EXERCISE REQUIREMENTS
Rewrite every line of the material below, putting "plot-marker" wherever "data-point" appears and changing nothing else. Omit the pictures.

━━━━━ MATERIAL SHOWN ━━━━━

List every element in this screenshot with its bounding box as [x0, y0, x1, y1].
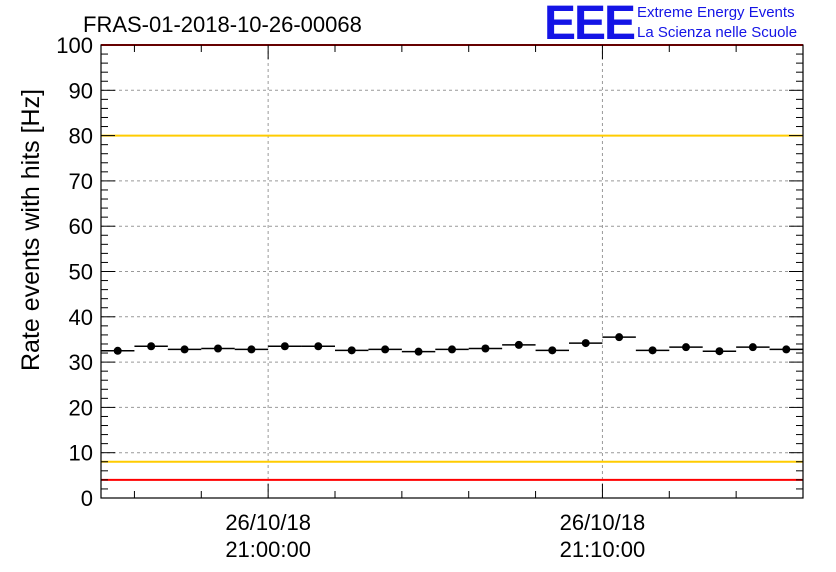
data-point: [314, 342, 323, 351]
y-tick-label: 10: [69, 441, 93, 466]
logo-line-1: Extreme Energy Events: [637, 4, 795, 21]
data-point: [448, 345, 456, 354]
data-point: [247, 345, 256, 354]
data-point: [682, 343, 690, 352]
y-tick-label: 60: [69, 214, 93, 239]
x-tick-label-date: 26/10/18: [225, 510, 311, 535]
data-point: [147, 342, 156, 351]
y-tick-label: 50: [69, 260, 93, 285]
y-tick-label: 80: [69, 124, 93, 149]
data-point: [648, 346, 657, 355]
data-point: [581, 339, 590, 348]
data-point: [347, 346, 356, 355]
data-point: [548, 346, 557, 355]
y-tick-label: 40: [69, 305, 93, 330]
y-tick-label: 20: [69, 395, 93, 420]
data-point: [748, 343, 757, 352]
y-tick-label: 100: [56, 33, 93, 58]
x-tick-label-time: 21:00:00: [225, 537, 311, 562]
data-point: [113, 346, 122, 355]
logo-line-2: La Scienza nelle Scuole: [637, 24, 798, 41]
data-point: [280, 342, 289, 351]
y-tick-label: 30: [69, 350, 93, 375]
y-tick-label: 70: [69, 169, 93, 194]
data-point: [414, 347, 423, 356]
data-point: [381, 345, 390, 354]
x-tick-label-time: 21:10:00: [560, 537, 646, 562]
chart-title: FRAS-01-2018-10-26-00068: [83, 12, 362, 37]
data-point: [715, 347, 724, 356]
x-tick-label-date: 26/10/18: [560, 510, 646, 535]
data-point: [214, 344, 222, 353]
y-tick-label: 90: [69, 78, 93, 103]
data-point: [481, 344, 490, 353]
data-point: [180, 345, 189, 354]
data-point: [514, 340, 523, 349]
y-tick-label: 0: [81, 486, 93, 511]
data-point: [615, 333, 624, 342]
eee-logo-mark: EEE: [544, 0, 636, 50]
data-point: [782, 345, 791, 354]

━━━━━

TASK ANSWER
List every element in this screenshot with its bounding box as [x0, y0, x1, y1].
plot-marker: [314, 342, 323, 351]
y-tick-label: 10: [69, 441, 93, 466]
logo-line-1: Extreme Energy Events: [637, 4, 795, 21]
plot-marker: [448, 345, 456, 354]
plot-marker: [247, 345, 256, 354]
plot-marker: [682, 343, 690, 352]
y-tick-label: 60: [69, 214, 93, 239]
x-tick-label-date: 26/10/18: [225, 510, 311, 535]
plot-marker: [147, 342, 156, 351]
y-tick-label: 50: [69, 260, 93, 285]
y-tick-label: 80: [69, 124, 93, 149]
plot-marker: [648, 346, 657, 355]
plot-marker: [581, 339, 590, 348]
plot-marker: [347, 346, 356, 355]
plot-marker: [548, 346, 557, 355]
y-tick-label: 40: [69, 305, 93, 330]
y-tick-label: 20: [69, 395, 93, 420]
plot-marker: [748, 343, 757, 352]
y-tick-label: 100: [56, 33, 93, 58]
x-tick-label-time: 21:00:00: [225, 537, 311, 562]
plot-marker: [113, 346, 122, 355]
logo-line-2: La Scienza nelle Scuole: [637, 24, 798, 41]
plot-marker: [280, 342, 289, 351]
y-tick-label: 30: [69, 350, 93, 375]
y-tick-label: 70: [69, 169, 93, 194]
plot-marker: [414, 347, 423, 356]
plot-marker: [381, 345, 390, 354]
x-tick-label-time: 21:10:00: [560, 537, 646, 562]
chart-title: FRAS-01-2018-10-26-00068: [83, 12, 362, 37]
plot-marker: [715, 347, 724, 356]
x-tick-label-date: 26/10/18: [560, 510, 646, 535]
plot-marker: [214, 344, 222, 353]
y-tick-label: 90: [69, 78, 93, 103]
plot-marker: [481, 344, 490, 353]
plot-marker: [180, 345, 189, 354]
plot-marker: [514, 340, 523, 349]
y-tick-label: 0: [81, 486, 93, 511]
plot-marker: [615, 333, 624, 342]
eee-logo-mark: EEE: [544, 0, 636, 50]
plot-marker: [782, 345, 791, 354]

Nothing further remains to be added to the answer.